Given information ▸
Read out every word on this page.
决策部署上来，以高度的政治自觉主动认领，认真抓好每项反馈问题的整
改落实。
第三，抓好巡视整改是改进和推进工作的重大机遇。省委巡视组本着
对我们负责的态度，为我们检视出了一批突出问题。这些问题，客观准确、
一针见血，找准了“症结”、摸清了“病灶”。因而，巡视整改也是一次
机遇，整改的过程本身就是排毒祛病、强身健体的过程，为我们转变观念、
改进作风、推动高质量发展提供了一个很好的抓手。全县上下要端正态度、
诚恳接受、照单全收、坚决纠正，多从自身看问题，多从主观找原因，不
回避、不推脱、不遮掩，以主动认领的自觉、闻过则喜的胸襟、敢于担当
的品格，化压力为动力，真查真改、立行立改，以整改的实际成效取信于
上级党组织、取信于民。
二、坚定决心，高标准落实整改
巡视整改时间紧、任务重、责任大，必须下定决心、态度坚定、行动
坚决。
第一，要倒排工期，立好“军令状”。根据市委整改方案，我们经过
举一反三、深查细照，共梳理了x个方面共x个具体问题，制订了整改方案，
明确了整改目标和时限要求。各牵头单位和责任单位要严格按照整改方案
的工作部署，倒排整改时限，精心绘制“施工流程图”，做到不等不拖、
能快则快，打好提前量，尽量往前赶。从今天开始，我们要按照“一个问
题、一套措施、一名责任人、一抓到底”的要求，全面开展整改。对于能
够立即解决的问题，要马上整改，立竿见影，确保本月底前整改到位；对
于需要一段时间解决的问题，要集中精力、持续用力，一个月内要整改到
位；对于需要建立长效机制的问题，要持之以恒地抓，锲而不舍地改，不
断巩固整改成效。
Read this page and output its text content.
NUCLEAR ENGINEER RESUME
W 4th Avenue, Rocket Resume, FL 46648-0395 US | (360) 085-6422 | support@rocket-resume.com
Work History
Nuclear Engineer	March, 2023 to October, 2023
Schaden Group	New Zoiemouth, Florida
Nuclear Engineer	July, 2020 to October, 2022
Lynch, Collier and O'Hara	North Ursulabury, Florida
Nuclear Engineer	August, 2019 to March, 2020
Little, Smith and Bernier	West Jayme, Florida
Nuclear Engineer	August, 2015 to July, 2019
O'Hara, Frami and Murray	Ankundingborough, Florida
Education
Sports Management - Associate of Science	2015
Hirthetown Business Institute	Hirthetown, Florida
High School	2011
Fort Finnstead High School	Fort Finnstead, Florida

What this task involves ▸ Track down every line of the material containing the string "Read", and copy it.

Full solution ▸
Read out every word on this page.
Read this page and output its text content.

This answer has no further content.